WHAT THIS TASK INVOLVES: Extract every line of the saved entries below and reproduce each one verbatim, with no alterations.

(Saved entries)
****************************************

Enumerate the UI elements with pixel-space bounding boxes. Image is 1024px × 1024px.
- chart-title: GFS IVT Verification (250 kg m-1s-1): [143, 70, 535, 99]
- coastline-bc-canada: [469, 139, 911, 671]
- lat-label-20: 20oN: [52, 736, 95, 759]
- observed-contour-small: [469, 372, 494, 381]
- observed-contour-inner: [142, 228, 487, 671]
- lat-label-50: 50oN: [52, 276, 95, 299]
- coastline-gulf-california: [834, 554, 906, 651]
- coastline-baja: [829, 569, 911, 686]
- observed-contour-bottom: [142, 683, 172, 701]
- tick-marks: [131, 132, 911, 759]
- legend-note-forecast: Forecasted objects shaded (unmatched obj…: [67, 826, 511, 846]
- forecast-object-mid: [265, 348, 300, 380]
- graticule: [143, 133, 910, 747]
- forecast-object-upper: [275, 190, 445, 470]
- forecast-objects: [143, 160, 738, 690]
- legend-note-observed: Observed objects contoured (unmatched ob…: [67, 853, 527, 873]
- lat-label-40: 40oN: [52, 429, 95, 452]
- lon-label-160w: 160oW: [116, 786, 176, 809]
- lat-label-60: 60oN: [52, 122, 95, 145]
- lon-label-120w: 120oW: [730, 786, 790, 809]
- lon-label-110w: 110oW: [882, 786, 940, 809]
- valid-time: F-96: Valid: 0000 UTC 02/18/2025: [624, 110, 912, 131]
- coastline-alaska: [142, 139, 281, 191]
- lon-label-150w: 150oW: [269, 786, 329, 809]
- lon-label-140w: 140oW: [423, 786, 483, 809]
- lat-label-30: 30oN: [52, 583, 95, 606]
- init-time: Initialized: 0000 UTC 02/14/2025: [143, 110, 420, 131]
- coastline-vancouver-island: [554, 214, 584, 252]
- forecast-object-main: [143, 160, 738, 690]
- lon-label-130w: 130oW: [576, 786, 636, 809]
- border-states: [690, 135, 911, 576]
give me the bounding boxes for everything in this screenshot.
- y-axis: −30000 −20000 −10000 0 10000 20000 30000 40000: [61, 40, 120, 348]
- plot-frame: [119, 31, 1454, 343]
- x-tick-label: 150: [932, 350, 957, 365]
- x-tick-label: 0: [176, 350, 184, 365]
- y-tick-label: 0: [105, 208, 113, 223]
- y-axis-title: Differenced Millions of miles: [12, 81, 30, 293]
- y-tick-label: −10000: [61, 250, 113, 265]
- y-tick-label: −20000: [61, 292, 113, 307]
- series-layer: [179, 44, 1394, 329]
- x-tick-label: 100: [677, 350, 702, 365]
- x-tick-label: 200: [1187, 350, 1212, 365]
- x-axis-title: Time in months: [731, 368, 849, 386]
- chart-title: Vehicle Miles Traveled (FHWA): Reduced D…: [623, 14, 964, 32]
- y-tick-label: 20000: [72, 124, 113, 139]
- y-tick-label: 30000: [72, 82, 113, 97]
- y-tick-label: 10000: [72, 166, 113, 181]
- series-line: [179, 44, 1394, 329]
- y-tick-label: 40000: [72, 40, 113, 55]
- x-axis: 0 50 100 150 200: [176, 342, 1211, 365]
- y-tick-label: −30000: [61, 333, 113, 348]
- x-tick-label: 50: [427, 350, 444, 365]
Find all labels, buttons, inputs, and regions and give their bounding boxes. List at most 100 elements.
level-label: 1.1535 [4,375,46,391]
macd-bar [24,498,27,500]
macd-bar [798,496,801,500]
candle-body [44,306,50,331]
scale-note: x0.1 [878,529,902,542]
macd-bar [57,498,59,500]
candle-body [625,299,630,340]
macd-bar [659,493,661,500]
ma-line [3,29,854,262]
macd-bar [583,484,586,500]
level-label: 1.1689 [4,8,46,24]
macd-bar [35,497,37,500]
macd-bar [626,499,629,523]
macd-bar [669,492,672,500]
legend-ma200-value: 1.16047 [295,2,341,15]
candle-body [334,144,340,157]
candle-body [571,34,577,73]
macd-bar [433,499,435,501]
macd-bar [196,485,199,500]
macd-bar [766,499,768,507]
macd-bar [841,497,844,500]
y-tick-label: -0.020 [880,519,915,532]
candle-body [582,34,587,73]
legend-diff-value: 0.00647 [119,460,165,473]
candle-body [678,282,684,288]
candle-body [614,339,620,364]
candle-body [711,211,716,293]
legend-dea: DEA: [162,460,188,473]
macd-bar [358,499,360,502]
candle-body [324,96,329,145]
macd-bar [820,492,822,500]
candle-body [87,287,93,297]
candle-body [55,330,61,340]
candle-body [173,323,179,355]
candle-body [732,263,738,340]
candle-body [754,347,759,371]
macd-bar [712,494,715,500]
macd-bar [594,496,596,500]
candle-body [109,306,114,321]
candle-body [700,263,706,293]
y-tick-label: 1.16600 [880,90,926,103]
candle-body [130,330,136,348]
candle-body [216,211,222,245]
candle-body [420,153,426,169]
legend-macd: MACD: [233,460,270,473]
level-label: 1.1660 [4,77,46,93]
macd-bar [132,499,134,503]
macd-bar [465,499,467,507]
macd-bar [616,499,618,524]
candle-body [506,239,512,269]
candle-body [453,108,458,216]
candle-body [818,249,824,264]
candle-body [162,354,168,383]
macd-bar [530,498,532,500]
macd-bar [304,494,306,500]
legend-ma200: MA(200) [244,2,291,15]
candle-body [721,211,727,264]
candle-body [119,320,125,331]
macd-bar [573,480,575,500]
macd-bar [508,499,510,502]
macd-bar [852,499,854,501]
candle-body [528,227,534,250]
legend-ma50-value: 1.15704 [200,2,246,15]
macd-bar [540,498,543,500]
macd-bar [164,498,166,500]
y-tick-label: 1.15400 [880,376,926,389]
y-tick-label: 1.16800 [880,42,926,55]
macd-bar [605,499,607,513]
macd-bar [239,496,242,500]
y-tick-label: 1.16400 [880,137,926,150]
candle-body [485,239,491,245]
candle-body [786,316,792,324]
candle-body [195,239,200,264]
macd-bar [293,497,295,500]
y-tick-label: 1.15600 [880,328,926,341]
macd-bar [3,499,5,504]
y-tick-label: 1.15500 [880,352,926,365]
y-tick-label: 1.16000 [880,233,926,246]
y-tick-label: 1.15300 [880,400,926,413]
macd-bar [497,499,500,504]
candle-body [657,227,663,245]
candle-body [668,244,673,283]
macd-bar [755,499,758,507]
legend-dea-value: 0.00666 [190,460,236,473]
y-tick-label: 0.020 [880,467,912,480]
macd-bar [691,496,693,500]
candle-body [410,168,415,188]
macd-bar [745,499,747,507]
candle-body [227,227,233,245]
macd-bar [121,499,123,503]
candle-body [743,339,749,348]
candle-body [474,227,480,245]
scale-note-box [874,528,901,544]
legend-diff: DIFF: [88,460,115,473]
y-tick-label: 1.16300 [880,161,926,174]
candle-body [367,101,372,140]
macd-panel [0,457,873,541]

****************************************

RIGHT ANSWER:
Enumerate the UI elements with pixel-space bounding boxes. Image is 1024px × 1024px.
- chart-title: GFS IVT Verification (250 kg m-1s-1): [143, 70, 535, 99]
- coastline-bc-canada: [469, 139, 911, 671]
- lat-label-20: 20oN: [52, 736, 95, 759]
- observed-contour-small: [469, 372, 494, 381]
- observed-contour-inner: [142, 228, 487, 671]
- lat-label-50: 50oN: [52, 276, 95, 299]
- coastline-gulf-california: [834, 554, 906, 651]
- coastline-baja: [829, 569, 911, 686]
- observed-contour-bottom: [142, 683, 172, 701]
- tick-marks: [131, 132, 911, 759]
- legend-note-forecast: Forecasted objects shaded (unmatched obj…: [67, 826, 511, 846]
- forecast-object-mid: [265, 348, 300, 380]
- graticule: [143, 133, 910, 747]
- forecast-object-upper: [275, 190, 445, 470]
- forecast-objects: [143, 160, 738, 690]
- legend-note-observed: Observed objects contoured (unmatched ob…: [67, 853, 527, 873]
- lat-label-40: 40oN: [52, 429, 95, 452]
- lon-label-160w: 160oW: [116, 786, 176, 809]
- lat-label-60: 60oN: [52, 122, 95, 145]
- lon-label-120w: 120oW: [730, 786, 790, 809]
- lon-label-110w: 110oW: [882, 786, 940, 809]
- valid-time: F-96: Valid: 0000 UTC 02/18/2025: [624, 110, 912, 131]
- coastline-alaska: [142, 139, 281, 191]
- lon-label-150w: 150oW: [269, 786, 329, 809]
- lon-label-140w: 140oW: [423, 786, 483, 809]
- lat-label-30: 30oN: [52, 583, 95, 606]
- init-time: Initialized: 0000 UTC 02/14/2025: [143, 110, 420, 131]
- coastline-vancouver-island: [554, 214, 584, 252]
- forecast-object-main: [143, 160, 738, 690]
- lon-label-130w: 130oW: [576, 786, 636, 809]
- border-states: [690, 135, 911, 576]
give me the bounding boxes for everything in this screenshot.
- y-axis: −30000 −20000 −10000 0 10000 20000 30000 40000: [61, 40, 120, 348]
- plot-frame: [119, 31, 1454, 343]
- x-tick-label: 150: [932, 350, 957, 365]
- x-tick-label: 0: [176, 350, 184, 365]
- y-tick-label: 0: [105, 208, 113, 223]
- y-axis-title: Differenced Millions of miles: [12, 81, 30, 293]
- y-tick-label: −10000: [61, 250, 113, 265]
- y-tick-label: −20000: [61, 292, 113, 307]
- series-layer: [179, 44, 1394, 329]
- x-tick-label: 100: [677, 350, 702, 365]
- x-tick-label: 200: [1187, 350, 1212, 365]
- x-axis-title: Time in months: [731, 368, 849, 386]
- chart-title: Vehicle Miles Traveled (FHWA): Reduced D…: [623, 14, 964, 32]
- y-tick-label: 20000: [72, 124, 113, 139]
- y-tick-label: 30000: [72, 82, 113, 97]
- y-tick-label: 10000: [72, 166, 113, 181]
- series-line: [179, 44, 1394, 329]
- y-tick-label: 40000: [72, 40, 113, 55]
- x-axis: 0 50 100 150 200: [176, 342, 1211, 365]
- y-tick-label: −30000: [61, 333, 113, 348]
- x-tick-label: 50: [427, 350, 444, 365]
Find all labels, buttons, inputs, and regions and give their bounding boxes. List at most 100 elements.
level-label: 1.1535 [4,375,46,391]
macd-bar [24,498,27,500]
macd-bar [798,496,801,500]
candle-body [44,306,50,331]
scale-note: x0.1 [878,529,902,542]
macd-bar [57,498,59,500]
candle-body [625,299,630,340]
macd-bar [659,493,661,500]
ma-line [3,29,854,262]
macd-bar [583,484,586,500]
level-label: 1.1689 [4,8,46,24]
macd-bar [35,497,37,500]
macd-bar [626,499,629,523]
macd-bar [669,492,672,500]
legend-ma200-value: 1.16047 [295,2,341,15]
candle-body [334,144,340,157]
candle-body [571,34,577,73]
macd-bar [433,499,435,501]
macd-bar [196,485,199,500]
macd-bar [766,499,768,507]
macd-bar [841,497,844,500]
y-tick-label: -0.020 [880,519,915,532]
candle-body [582,34,587,73]
legend-diff-value: 0.00647 [119,460,165,473]
candle-body [678,282,684,288]
candle-body [614,339,620,364]
candle-body [711,211,716,293]
legend-dea: DEA: [162,460,188,473]
macd-bar [358,499,360,502]
candle-body [324,96,329,145]
macd-bar [820,492,822,500]
candle-body [87,287,93,297]
candle-body [55,330,61,340]
candle-body [173,323,179,355]
candle-body [732,263,738,340]
candle-body [754,347,759,371]
macd-bar [712,494,715,500]
macd-bar [594,496,596,500]
candle-body [109,306,114,321]
candle-body [700,263,706,293]
y-tick-label: 1.16600 [880,90,926,103]
candle-body [130,330,136,348]
candle-body [216,211,222,245]
candle-body [420,153,426,169]
legend-macd: MACD: [233,460,270,473]
level-label: 1.1660 [4,77,46,93]
macd-bar [132,499,134,503]
macd-bar [465,499,467,507]
macd-bar [616,499,618,524]
candle-body [506,239,512,269]
candle-body [453,108,458,216]
candle-body [818,249,824,264]
candle-body [162,354,168,383]
macd-bar [530,498,532,500]
macd-bar [304,494,306,500]
legend-ma200: MA(200) [244,2,291,15]
candle-body [721,211,727,264]
candle-body [119,320,125,331]
macd-bar [573,480,575,500]
macd-bar [508,499,510,502]
macd-bar [852,499,854,501]
candle-body [528,227,534,250]
legend-ma50-value: 1.15704 [200,2,246,15]
macd-bar [540,498,543,500]
macd-bar [164,498,166,500]
y-tick-label: 1.15400 [880,376,926,389]
y-tick-label: 1.16800 [880,42,926,55]
macd-bar [605,499,607,513]
macd-bar [239,496,242,500]
y-tick-label: 1.16400 [880,137,926,150]
candle-body [485,239,491,245]
candle-body [786,316,792,324]
candle-body [195,239,200,264]
macd-bar [293,497,295,500]
y-tick-label: 1.15600 [880,328,926,341]
macd-bar [3,499,5,504]
y-tick-label: 1.15500 [880,352,926,365]
y-tick-label: 1.16000 [880,233,926,246]
y-tick-label: 1.15300 [880,400,926,413]
macd-bar [497,499,500,504]
candle-body [657,227,663,245]
candle-body [668,244,673,283]
macd-bar [755,499,758,507]
legend-dea-value: 0.00666 [190,460,236,473]
y-tick-label: 0.020 [880,467,912,480]
macd-bar [691,496,693,500]
candle-body [410,168,415,188]
macd-bar [745,499,747,507]
candle-body [227,227,233,245]
macd-bar [121,499,123,503]
candle-body [743,339,749,348]
candle-body [474,227,480,245]
scale-note-box [874,528,901,544]
legend-diff: DIFF: [88,460,115,473]
y-tick-label: 1.16300 [880,161,926,174]
candle-body [367,101,372,140]
macd-panel [0,457,873,541]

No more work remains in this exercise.